> EXERCISE: Gather the lines from the material that contain "metoksi".

··· EXTRACTED INFORMATION ···

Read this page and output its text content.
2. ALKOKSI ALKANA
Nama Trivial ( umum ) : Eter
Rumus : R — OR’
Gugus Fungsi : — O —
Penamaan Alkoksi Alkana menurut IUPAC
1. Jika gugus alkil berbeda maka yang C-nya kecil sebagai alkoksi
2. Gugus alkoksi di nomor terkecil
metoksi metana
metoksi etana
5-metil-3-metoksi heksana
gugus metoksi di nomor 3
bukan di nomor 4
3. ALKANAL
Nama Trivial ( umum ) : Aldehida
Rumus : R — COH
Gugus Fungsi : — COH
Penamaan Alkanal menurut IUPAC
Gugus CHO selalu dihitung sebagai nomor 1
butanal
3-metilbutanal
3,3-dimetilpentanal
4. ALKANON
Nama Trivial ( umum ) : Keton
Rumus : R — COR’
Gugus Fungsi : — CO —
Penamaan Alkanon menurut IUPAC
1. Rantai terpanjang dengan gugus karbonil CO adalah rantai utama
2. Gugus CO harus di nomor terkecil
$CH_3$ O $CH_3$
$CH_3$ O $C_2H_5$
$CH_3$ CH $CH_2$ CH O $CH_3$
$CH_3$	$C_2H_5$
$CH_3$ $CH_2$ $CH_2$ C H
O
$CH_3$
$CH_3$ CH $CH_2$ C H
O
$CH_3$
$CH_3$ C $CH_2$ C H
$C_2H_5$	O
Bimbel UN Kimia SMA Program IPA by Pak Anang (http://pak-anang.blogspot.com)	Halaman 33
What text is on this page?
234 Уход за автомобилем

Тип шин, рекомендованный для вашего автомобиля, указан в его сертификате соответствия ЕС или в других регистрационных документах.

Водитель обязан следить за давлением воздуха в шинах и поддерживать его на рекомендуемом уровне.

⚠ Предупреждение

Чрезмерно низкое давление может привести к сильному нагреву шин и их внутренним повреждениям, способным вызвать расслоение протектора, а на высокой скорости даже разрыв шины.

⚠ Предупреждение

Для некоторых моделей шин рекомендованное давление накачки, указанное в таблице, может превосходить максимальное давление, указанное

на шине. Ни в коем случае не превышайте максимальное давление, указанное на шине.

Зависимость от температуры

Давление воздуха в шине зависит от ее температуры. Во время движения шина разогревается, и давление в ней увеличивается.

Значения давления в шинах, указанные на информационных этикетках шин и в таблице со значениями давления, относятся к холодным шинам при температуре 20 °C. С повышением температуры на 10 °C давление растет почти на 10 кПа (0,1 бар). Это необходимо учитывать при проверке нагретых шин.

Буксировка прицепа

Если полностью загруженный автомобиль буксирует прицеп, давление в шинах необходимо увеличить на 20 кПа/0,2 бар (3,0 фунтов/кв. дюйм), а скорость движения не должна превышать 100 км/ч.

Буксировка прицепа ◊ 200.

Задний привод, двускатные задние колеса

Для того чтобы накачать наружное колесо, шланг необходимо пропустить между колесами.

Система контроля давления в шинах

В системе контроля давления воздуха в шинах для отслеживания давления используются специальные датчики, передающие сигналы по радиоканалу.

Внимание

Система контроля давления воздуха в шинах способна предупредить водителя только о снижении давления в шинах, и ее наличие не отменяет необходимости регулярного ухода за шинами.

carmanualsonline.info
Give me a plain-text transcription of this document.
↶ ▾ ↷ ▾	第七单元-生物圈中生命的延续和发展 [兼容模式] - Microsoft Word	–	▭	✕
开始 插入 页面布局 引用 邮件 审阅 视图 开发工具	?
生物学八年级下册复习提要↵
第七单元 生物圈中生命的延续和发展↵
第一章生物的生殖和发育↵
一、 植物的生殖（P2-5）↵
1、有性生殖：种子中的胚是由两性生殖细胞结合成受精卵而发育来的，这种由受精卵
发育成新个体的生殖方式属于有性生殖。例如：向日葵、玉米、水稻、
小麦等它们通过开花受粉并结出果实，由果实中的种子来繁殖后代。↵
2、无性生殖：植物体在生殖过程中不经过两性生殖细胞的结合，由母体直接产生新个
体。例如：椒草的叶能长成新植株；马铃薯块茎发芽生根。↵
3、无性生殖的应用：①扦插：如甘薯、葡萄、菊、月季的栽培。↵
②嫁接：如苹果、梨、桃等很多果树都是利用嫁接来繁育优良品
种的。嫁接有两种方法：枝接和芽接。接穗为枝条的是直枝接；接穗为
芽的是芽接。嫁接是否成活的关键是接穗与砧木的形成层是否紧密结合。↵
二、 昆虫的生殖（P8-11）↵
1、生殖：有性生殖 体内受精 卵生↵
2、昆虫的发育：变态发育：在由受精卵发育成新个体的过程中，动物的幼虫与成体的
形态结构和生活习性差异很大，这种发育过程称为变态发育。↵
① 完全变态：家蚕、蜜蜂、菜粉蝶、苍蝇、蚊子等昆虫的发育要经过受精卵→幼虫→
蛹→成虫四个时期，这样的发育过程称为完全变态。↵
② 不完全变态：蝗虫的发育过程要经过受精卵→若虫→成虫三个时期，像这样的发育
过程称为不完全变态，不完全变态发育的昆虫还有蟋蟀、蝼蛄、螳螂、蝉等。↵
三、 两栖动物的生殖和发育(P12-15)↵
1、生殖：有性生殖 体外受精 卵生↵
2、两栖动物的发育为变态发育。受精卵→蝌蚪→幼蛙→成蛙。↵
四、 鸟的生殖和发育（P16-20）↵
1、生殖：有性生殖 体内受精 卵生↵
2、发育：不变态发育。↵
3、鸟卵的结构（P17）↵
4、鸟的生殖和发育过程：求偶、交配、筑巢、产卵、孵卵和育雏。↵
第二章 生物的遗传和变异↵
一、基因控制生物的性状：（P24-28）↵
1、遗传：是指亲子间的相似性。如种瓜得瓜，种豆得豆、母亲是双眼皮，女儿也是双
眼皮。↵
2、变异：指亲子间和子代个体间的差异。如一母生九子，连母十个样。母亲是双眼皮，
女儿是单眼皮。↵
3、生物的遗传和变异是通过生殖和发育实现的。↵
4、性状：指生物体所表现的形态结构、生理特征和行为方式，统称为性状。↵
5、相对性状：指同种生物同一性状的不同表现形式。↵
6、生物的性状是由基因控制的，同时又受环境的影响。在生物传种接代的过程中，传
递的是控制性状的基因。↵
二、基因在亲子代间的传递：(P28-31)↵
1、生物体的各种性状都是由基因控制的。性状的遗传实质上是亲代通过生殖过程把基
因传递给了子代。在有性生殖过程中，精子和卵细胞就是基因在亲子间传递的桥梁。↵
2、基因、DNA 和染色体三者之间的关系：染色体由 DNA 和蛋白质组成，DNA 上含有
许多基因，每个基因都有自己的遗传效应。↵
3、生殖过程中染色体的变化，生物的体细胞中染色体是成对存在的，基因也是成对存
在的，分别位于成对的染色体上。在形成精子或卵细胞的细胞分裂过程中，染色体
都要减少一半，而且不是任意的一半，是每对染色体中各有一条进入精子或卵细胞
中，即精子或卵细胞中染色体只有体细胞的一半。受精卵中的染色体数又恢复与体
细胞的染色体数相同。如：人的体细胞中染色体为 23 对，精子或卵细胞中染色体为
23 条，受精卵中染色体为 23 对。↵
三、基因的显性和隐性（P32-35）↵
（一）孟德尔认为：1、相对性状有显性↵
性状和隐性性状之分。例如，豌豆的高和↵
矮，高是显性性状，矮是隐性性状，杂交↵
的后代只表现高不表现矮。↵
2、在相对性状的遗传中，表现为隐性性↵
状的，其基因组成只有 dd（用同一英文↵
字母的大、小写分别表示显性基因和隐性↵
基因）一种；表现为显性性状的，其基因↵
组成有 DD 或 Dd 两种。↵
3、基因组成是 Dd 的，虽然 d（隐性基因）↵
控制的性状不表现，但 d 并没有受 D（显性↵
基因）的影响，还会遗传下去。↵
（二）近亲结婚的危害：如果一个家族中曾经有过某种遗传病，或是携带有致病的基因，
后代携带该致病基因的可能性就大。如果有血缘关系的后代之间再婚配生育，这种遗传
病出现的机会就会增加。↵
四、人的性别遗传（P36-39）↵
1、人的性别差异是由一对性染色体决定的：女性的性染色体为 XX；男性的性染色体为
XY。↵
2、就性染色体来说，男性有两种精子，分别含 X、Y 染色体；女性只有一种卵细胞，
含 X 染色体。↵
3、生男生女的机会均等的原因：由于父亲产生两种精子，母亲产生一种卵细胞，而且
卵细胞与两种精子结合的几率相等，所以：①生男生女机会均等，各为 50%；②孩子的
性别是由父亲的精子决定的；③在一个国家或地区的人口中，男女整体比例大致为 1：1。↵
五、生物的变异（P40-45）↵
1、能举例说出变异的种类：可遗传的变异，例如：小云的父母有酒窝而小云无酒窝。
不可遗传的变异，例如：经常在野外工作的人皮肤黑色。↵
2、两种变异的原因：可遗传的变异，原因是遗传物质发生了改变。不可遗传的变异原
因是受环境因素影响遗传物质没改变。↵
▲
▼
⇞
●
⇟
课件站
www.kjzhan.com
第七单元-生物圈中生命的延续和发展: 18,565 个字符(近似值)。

···

> EXERCISE RESULT:
metoksi metana
metoksi etana
5-metil-3-metoksi heksana
gugus metoksi di nomor 3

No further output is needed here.